> **Given data**:
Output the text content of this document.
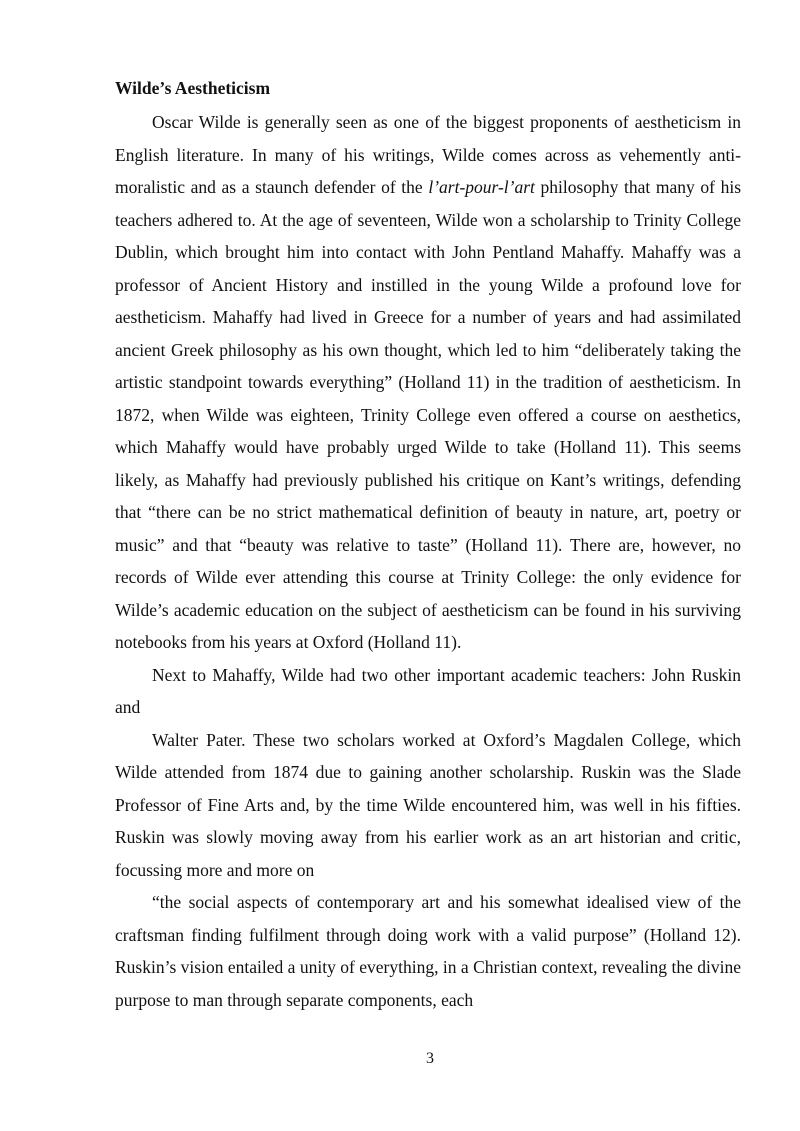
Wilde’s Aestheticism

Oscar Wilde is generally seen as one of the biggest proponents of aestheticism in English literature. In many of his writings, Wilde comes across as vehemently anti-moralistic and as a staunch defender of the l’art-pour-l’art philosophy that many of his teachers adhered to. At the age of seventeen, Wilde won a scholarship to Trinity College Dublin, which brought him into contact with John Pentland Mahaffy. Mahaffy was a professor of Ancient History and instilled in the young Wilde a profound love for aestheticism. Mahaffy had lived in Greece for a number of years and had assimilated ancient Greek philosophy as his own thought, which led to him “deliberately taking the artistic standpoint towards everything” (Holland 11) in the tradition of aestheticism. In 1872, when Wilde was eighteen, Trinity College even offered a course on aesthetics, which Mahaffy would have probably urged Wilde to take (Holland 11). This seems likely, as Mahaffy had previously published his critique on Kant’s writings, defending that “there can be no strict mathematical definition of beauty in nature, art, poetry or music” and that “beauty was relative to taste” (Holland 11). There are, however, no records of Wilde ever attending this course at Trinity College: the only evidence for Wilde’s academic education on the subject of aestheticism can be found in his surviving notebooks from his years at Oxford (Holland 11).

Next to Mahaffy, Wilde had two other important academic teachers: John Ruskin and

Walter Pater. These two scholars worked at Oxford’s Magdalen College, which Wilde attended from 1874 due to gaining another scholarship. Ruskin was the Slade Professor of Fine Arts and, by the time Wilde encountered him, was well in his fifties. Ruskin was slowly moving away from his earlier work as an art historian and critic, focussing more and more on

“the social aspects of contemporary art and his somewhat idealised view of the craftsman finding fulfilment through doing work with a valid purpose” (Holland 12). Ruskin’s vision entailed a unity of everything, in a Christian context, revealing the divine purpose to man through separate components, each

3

> **Goal**:
Transcribe the whole listing, character for character, but not its images.

> **Solution to this task**:
Output the text content of this document.
Wilde’s Aestheticism

Oscar Wilde is generally seen as one of the biggest proponents of aestheticism in English literature. In many of his writings, Wilde comes across as vehemently anti-moralistic and as a staunch defender of the l’art-pour-l’art philosophy that many of his teachers adhered to. At the age of seventeen, Wilde won a scholarship to Trinity College Dublin, which brought him into contact with John Pentland Mahaffy. Mahaffy was a professor of Ancient History and instilled in the young Wilde a profound love for aestheticism. Mahaffy had lived in Greece for a number of years and had assimilated ancient Greek philosophy as his own thought, which led to him “deliberately taking the artistic standpoint towards everything” (Holland 11) in the tradition of aestheticism. In 1872, when Wilde was eighteen, Trinity College even offered a course on aesthetics, which Mahaffy would have probably urged Wilde to take (Holland 11). This seems likely, as Mahaffy had previously published his critique on Kant’s writings, defending that “there can be no strict mathematical definition of beauty in nature, art, poetry or music” and that “beauty was relative to taste” (Holland 11). There are, however, no records of Wilde ever attending this course at Trinity College: the only evidence for Wilde’s academic education on the subject of aestheticism can be found in his surviving notebooks from his years at Oxford (Holland 11).

Next to Mahaffy, Wilde had two other important academic teachers: John Ruskin and

Walter Pater. These two scholars worked at Oxford’s Magdalen College, which Wilde attended from 1874 due to gaining another scholarship. Ruskin was the Slade Professor of Fine Arts and, by the time Wilde encountered him, was well in his fifties. Ruskin was slowly moving away from his earlier work as an art historian and critic, focussing more and more on

“the social aspects of contemporary art and his somewhat idealised view of the craftsman finding fulfilment through doing work with a valid purpose” (Holland 12). Ruskin’s vision entailed a unity of everything, in a Christian context, revealing the divine purpose to man through separate components, each

3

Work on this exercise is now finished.